■ **PROBLEM DESCRIPTION**:
Give the number of lines that contain the string "into", please, and nothing else.

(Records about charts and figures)
** start **

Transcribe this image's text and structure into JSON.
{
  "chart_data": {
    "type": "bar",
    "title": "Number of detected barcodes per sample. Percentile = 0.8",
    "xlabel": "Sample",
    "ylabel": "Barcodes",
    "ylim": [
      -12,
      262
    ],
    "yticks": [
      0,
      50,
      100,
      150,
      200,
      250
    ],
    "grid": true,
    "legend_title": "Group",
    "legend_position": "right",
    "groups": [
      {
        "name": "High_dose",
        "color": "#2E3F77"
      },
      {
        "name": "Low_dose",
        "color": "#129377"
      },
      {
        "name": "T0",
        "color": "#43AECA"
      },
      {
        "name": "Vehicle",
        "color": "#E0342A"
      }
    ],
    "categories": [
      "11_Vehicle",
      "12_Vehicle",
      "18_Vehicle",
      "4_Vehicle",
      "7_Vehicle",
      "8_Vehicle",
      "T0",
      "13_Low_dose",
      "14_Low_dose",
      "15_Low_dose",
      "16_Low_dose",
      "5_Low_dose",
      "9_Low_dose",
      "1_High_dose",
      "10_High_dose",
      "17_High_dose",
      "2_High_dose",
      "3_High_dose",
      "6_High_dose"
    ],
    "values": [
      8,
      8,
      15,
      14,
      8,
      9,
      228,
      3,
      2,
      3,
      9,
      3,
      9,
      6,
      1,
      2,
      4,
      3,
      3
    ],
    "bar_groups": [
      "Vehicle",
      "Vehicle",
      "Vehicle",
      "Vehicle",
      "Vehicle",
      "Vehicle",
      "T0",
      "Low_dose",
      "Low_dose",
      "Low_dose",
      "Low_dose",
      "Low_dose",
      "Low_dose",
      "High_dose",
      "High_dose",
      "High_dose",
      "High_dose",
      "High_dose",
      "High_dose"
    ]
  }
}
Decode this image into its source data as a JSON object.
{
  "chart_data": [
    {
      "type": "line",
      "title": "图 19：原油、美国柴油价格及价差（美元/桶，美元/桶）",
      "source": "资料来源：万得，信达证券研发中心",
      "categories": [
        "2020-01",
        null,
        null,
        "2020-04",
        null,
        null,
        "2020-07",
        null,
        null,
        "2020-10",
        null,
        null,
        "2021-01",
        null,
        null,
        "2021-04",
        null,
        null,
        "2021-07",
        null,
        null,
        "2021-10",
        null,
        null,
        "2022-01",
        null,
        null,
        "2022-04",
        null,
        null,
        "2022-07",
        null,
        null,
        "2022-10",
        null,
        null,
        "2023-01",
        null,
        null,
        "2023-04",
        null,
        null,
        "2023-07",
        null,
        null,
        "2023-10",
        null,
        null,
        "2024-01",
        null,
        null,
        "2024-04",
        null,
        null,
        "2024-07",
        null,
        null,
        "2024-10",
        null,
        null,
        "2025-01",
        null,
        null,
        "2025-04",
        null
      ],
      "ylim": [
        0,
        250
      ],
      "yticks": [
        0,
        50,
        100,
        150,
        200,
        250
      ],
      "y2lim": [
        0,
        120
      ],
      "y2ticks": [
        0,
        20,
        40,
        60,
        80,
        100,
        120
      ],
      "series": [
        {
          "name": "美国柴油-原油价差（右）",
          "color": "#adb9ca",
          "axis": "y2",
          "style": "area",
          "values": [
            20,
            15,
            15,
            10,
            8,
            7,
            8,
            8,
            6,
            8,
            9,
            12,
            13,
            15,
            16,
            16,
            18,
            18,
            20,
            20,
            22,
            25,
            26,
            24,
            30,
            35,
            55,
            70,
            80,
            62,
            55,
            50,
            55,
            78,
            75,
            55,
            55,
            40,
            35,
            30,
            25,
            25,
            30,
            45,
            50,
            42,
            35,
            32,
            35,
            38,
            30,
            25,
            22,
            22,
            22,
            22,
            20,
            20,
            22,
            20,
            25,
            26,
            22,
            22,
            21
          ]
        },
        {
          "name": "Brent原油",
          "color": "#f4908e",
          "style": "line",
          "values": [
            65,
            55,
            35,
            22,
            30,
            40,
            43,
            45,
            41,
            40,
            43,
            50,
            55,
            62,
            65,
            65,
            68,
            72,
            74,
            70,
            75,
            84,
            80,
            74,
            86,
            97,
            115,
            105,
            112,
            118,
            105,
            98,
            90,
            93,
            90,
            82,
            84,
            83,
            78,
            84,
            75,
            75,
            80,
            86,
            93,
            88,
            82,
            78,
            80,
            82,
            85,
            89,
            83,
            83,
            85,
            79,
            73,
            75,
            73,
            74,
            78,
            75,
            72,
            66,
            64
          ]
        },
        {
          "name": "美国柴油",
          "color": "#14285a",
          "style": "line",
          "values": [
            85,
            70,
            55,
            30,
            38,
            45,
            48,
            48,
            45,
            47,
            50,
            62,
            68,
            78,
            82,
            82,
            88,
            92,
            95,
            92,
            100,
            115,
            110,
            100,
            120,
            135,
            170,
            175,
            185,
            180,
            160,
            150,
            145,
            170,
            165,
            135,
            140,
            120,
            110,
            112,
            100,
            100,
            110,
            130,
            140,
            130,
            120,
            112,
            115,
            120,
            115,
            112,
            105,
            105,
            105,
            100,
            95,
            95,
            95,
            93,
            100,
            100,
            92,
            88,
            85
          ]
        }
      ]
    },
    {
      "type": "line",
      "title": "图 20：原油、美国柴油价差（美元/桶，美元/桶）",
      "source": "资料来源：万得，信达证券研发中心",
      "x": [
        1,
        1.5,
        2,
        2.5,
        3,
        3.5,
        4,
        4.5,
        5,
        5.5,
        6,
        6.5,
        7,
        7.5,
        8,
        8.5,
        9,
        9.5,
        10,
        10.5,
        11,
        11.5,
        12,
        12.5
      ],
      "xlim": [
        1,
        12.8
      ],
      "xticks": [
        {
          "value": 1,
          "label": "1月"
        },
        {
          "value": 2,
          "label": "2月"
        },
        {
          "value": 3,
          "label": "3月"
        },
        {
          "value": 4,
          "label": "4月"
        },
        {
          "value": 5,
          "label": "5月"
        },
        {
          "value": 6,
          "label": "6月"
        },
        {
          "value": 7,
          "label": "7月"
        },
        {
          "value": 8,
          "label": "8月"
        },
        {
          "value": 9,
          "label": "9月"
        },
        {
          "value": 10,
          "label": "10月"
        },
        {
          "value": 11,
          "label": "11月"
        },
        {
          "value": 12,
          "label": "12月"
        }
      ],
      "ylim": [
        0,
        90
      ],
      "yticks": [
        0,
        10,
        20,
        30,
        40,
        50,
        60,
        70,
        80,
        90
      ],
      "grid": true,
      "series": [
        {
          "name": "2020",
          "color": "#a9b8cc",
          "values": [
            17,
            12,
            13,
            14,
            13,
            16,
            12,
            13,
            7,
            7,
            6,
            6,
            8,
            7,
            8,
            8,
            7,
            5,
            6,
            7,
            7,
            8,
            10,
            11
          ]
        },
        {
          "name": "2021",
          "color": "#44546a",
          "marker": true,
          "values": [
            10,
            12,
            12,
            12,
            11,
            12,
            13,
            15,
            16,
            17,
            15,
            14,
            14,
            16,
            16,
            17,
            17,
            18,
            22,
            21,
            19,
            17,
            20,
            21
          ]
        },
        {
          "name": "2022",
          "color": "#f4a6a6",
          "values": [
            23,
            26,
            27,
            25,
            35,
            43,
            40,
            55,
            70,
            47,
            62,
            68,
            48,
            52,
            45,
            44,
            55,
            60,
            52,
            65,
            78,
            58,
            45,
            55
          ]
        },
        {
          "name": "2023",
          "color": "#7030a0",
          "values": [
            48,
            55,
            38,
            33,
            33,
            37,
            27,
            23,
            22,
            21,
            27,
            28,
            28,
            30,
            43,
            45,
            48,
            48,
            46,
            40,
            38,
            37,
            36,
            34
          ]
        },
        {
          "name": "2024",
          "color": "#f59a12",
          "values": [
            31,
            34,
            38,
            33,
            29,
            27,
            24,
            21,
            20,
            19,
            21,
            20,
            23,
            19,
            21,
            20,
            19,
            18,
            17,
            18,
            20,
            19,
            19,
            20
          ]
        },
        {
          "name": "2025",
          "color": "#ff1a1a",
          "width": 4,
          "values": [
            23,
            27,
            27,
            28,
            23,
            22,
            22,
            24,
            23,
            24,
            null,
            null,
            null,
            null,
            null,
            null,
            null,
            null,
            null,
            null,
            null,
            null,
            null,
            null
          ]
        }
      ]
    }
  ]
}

** end **

■ **ANSWER BELOW**:
2